Stored records:
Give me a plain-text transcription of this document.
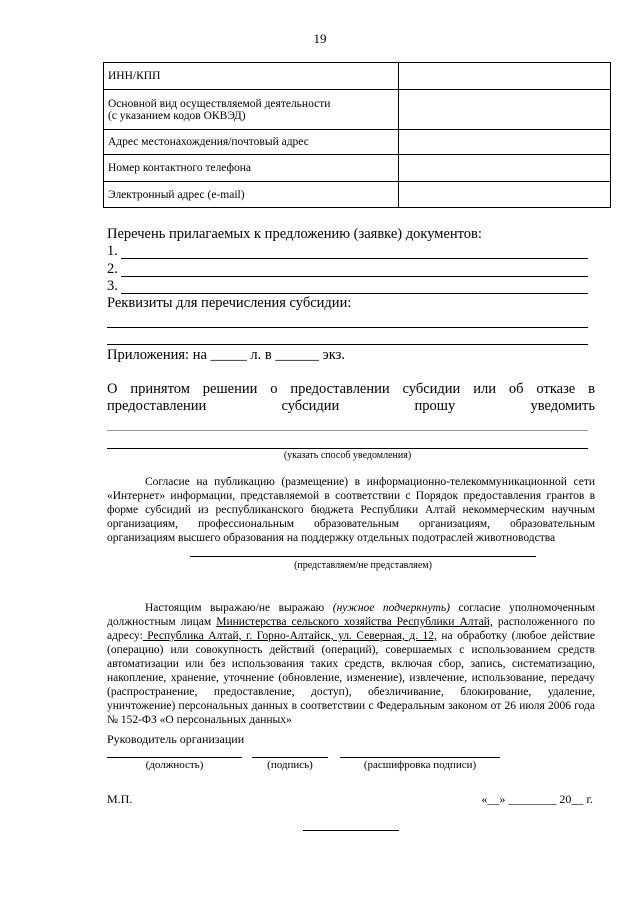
19
ИНН/КПП	
Основной вид осуществляемой деятельности
(с указанием кодов ОКВЭД)	
Адрес местонахождения/почтовый адрес	
Номер контактного телефона	
Электронный адрес (e-mail)	
Перечень прилагаемых к предложению (заявке) документов:
1.
2.
3.
Реквизиты для перечисления субсидии:
Приложения: на _____ л. в ______ экз.
О принятом решении о предоставлении субсидии или об отказе в
предоставлении	субсидии	прошу	уведомить
(указать способ уведомления)

Согласие на публикацию (размещение) в информационно-телекоммуникационной сети «Интернет» информации, представляемой в соответствии с Порядок предоставления грантов в форме субсидий из республиканского бюджета Республики Алтай некоммерческим научным организациям, профессиональным образовательным организациям, образовательным организациям высшего образования на поддержку отдельных подотраслей животноводства

(представляем/не представляем)

Настоящим выражаю/не выражаю (нужное подчеркнуть) согласие уполномоченным должностным лицам Министерства сельского хозяйства Республики Алтай, расположенного по адресу: Республика Алтай, г. Горно-Алтайск, ул. Северная, д. 12, на обработку (любое действие (операцию) или совокупность действий (операций), совершаемых с использованием средств автоматизации или без использования таких средств, включая сбор, запись, систематизацию, накопление, хранение, уточнение (обновление, изменение), извлечение, использование, передачу (распространение, предоставление, доступ), обезличивание, блокирование, удаление, уничтожение) персональных данных в соответствии с Федеральным законом от 26 июля 2006 года № 152-ФЗ «О персональных данных»

Руководитель организации
(должность)	(подпись)	(расшифровка подписи)
М.П.	«__» ________ 20__ г.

#### EXERCISE OBJECTIVE:
The records above need to be restated word for word, with the pictures left out.

#### SOLVED PROBLEM:
Give me a plain-text transcription of this document.
19
ИНН/КПП	
Основной вид осуществляемой деятельности
(с указанием кодов ОКВЭД)	
Адрес местонахождения/почтовый адрес	
Номер контактного телефона	
Электронный адрес (e-mail)	
Перечень прилагаемых к предложению (заявке) документов:
1.
2.
3.
Реквизиты для перечисления субсидии:
Приложения: на _____ л. в ______ экз.
О принятом решении о предоставлении субсидии или об отказе в
предоставлении	субсидии	прошу	уведомить
(указать способ уведомления)

Согласие на публикацию (размещение) в информационно-телекоммуникационной сети «Интернет» информации, представляемой в соответствии с Порядок предоставления грантов в форме субсидий из республиканского бюджета Республики Алтай некоммерческим научным организациям, профессиональным образовательным организациям, образовательным организациям высшего образования на поддержку отдельных подотраслей животноводства

(представляем/не представляем)

Настоящим выражаю/не выражаю (нужное подчеркнуть) согласие уполномоченным должностным лицам Министерства сельского хозяйства Республики Алтай, расположенного по адресу: Республика Алтай, г. Горно-Алтайск, ул. Северная, д. 12, на обработку (любое действие (операцию) или совокупность действий (операций), совершаемых с использованием средств автоматизации или без использования таких средств, включая сбор, запись, систематизацию, накопление, хранение, уточнение (обновление, изменение), извлечение, использование, передачу (распространение, предоставление, доступ), обезличивание, блокирование, удаление, уничтожение) персональных данных в соответствии с Федеральным законом от 26 июля 2006 года № 152-ФЗ «О персональных данных»

Руководитель организации
(должность)	(подпись)	(расшифровка подписи)
М.П.	«__» ________ 20__ г.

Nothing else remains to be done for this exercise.